Report the count of lines where the string "Penghasilan" appears, and nothing else.

• Supplied material:
........

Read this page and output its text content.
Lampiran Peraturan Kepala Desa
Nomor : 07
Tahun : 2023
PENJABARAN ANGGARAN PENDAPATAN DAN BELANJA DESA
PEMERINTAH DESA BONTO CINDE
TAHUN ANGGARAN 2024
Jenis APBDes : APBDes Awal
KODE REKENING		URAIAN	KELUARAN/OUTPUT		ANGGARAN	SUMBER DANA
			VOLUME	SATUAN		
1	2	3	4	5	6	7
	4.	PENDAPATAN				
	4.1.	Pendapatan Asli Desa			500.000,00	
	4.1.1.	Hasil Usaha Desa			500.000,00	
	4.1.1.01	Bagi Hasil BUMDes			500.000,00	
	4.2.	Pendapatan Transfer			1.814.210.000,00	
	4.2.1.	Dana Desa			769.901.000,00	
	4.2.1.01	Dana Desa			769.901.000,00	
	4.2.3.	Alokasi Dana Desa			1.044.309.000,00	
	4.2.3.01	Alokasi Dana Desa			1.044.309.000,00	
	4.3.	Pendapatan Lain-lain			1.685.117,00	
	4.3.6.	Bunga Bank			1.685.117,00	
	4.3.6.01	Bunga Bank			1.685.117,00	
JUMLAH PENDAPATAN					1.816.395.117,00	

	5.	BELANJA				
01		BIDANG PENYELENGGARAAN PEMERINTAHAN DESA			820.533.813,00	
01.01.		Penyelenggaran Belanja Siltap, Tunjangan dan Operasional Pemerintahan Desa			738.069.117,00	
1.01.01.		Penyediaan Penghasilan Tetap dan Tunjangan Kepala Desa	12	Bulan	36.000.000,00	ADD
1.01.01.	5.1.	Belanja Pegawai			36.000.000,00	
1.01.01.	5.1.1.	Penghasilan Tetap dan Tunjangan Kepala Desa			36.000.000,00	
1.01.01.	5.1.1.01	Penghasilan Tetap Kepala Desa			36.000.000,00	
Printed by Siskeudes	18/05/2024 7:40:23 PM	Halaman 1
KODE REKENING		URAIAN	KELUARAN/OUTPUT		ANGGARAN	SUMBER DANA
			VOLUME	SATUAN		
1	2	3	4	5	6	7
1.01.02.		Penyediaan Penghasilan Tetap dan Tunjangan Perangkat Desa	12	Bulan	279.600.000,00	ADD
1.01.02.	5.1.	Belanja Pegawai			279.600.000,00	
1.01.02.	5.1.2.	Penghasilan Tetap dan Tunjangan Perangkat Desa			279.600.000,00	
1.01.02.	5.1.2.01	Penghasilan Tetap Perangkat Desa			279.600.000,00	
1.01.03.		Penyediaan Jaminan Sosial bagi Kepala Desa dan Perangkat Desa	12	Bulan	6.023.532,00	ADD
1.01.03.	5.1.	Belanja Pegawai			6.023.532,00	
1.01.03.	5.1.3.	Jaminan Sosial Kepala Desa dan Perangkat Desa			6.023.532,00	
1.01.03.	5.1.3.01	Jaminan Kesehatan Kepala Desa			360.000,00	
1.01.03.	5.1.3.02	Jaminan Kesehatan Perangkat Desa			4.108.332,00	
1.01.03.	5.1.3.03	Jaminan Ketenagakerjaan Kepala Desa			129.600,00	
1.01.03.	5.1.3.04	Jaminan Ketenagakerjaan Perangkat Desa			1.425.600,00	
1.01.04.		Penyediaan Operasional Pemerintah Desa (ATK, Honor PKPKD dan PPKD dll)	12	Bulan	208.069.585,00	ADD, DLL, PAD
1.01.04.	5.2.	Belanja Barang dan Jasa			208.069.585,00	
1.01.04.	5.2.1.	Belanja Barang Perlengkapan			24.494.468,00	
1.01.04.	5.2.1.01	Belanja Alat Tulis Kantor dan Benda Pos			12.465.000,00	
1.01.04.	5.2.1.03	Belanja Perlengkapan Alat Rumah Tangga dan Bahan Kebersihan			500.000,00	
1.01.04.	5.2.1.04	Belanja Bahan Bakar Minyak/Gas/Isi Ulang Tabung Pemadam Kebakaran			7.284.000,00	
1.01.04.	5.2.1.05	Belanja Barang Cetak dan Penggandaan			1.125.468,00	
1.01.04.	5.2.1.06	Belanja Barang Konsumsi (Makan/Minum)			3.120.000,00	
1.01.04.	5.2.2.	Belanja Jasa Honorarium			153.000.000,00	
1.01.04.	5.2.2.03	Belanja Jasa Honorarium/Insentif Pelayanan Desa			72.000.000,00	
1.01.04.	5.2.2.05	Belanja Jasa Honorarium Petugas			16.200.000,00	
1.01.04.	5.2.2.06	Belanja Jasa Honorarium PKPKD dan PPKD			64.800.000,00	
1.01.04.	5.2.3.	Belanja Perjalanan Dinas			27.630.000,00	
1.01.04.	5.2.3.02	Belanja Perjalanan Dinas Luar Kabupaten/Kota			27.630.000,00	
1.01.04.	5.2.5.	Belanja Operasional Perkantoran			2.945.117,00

........

• Task answer:
6